_Your objective:_
Pick out and copy every line below that has the word "voltage".

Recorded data
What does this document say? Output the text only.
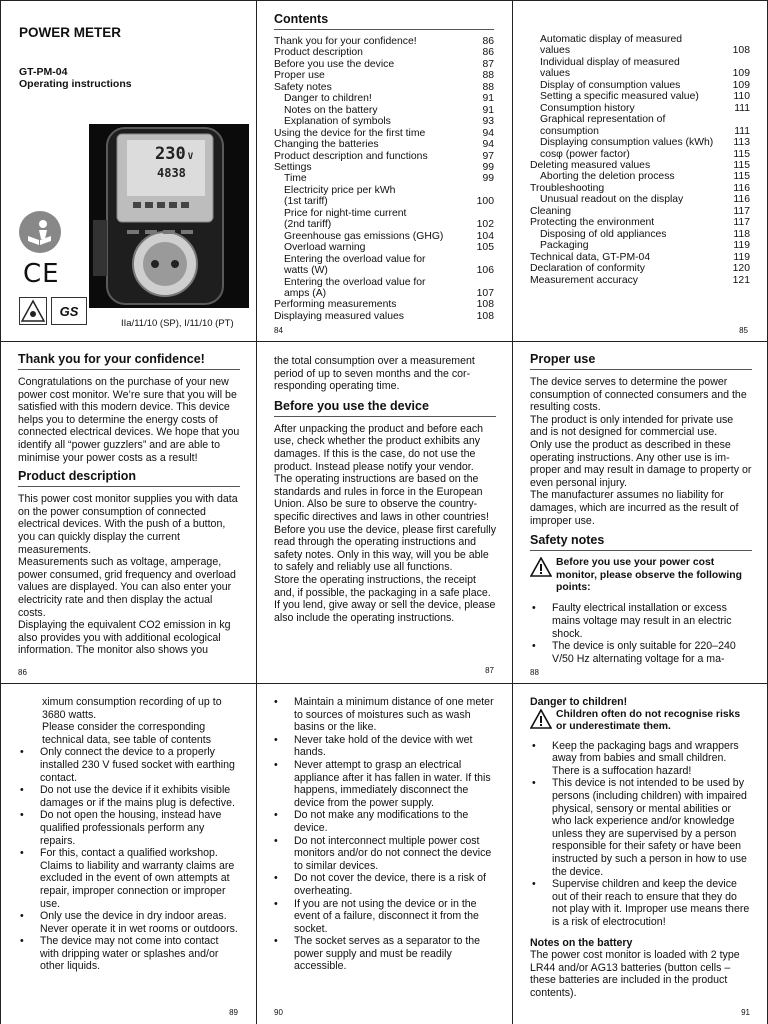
POWER METER
GT-PM-04
Operating instructions
CE
GS
230 V
4838
IIa/11/10 (SP), I/11/10 (PT)
Contents
Thank you for your confidence!	86
Product description	86
Before you use the device	87
Proper use	88
Safety notes	88
Danger to children!	91
Notes on the battery	91
Explanation of symbols	93
Using the device for the first time	94
Changing the batteries	94
Product description and functions	97
Settings	99
Time	99
Electricity price per kWh
(1st tariff)	100
Price for night-time current
(2nd tariff)	102
Greenhouse gas emissions (GHG)	104
Overload warning	105
Entering the overload value for
watts (W)	106
Entering the overload value for
amps (A)	107
Performing measurements	108
Displaying measured values	108
84
Automatic display of measured
values	108
Individual display of measured
values	109
Display of consumption values	109
Setting a specific measured value)	110
Consumption history	111
Graphical representation of
consumption	111
Displaying consumption values (kWh)	113
cosφ (power factor)	115
Deleting measured values	115
Aborting the deletion process	115
Troubleshooting	116
Unusual readout on the display	116
Cleaning	117
Protecting the environment	117
Disposing of old appliances	118
Packaging	119
Technical data, GT-PM-04	119
Declaration of conformity	120
Measurement accuracy	121
85
Thank you for your confidence!
Congratulations on the purchase of your new power cost monitor. We’re sure that you will be satisfied with this modern device. This device helps you to determine the energy costs of connected electrical devices. We hope that you identify all “power guzzlers” and are able to minimise your power costs as a result!
Product description
This power cost monitor supplies you with data on the power consumption of connected electrical devices. With the push of a button, you can quickly display the current measurements.
Measurements such as voltage, amperage, power consumed, grid frequency and overload values are displayed. You can also enter your electricity rate and then display the actual costs.
Displaying the equivalent CO2 emission in kg also provides you with additional ecological information. The monitor also shows you
86
the total consumption over a measurement period of up to seven months and the corresponding operating time.
Before you use the device
After unpacking the product and before each use, check whether the product exhibits any damages. If this is the case, do not use the product. Instead please notify your vendor.
The operating instructions are based on the standards and rules in force in the European Union. Also be sure to observe the country-specific directives and laws in other countries!
Before you use the device, please first carefully read through the operating instructions and safety notes. Only in this way, will you be able to safely and reliably use all functions.
Store the operating instructions, the receipt and, if possible, the packaging in a safe place.
If you lend, give away or sell the device, please also include the operating instructions.
87
Proper use
The device serves to determine the power consumption of connected consumers and the resulting costs.
The product is only intended for private use and is not designed for commercial use.
Only use the product as described in these operating instructions. Any other use is improper and may result in damage to property or even personal injury.
The manufacturer assumes no liability for damages, which are incurred as the result of improper use.
Safety notes
Before you use your power cost monitor, please observe the following points:
•	Faulty electrical installation or excess mains voltage may result in an electric shock.
•	The device is only suitable for 220–240 V/50 Hz alternating voltage for a ma-
88
ximum consumption recording of up to 3680 watts.
Please consider the corresponding technical data, see table of contents
•	Only connect the device to a properly installed 230 V fused socket with earthing contact.
•	Do not use the device if it exhibits visible damages or if the mains plug is defective.
•	Do not open the housing, instead have qualified professionals perform any repairs.
•	For this, contact a qualified workshop. Claims to liability and warranty claims are excluded in the event of own attempts at repair, improper connection or improper use.
•	Only use the device in dry indoor areas. Never operate it in wet rooms or outdoors.
•	The device may not come into contact with dripping water or splashes and/or other liquids.
89
•	Maintain a minimum distance of one meter to sources of moistures such as wash basins or the like.
•	Never take hold of the device with wet hands.
•	Never attempt to grasp an electrical appliance after it has fallen in water. If this happens, immediately disconnect the device from the power supply.
•	Do not make any modifications to the device.
•	Do not interconnect multiple power cost monitors and/or do not connect the device to similar devices.
•	Do not cover the device, there is a risk of overheating.
•	If you are not using the device or in the event of a failure, disconnect it from the socket.
•	The socket serves as a separator to the power supply and must be readily accessible.
90
Danger to children!
Children often do not recognise risks or underestimate them.
•	Keep the packaging bags and wrappers away from babies and small children. There is a suffocation hazard!
•	This device is not intended to be used by persons (including children) with impaired physical, sensory or mental abilities or who lack experience and/or knowledge unless they are supervised by a person responsible for their safety or have been instructed by such a person in how to use the device.
•	Supervise children and keep the device out of their reach to ensure that they do not play with it. Improper use means there is a risk of electrocution!
Notes on the battery
The power cost monitor is loaded with 2 type LR44 and/or AG13 batteries (button cells – these batteries are included in the product contents).
91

_Written answer:_
Measurements such as voltage, amperage, power consumed, grid frequency and overload values are displayed. You can also enter your electricity rate and then display the actual costs.
•	Faulty electrical installation or excess mains voltage may result in an electric shock.
•	The device is only suitable for 220–240 V/50 Hz alternating voltage for a ma-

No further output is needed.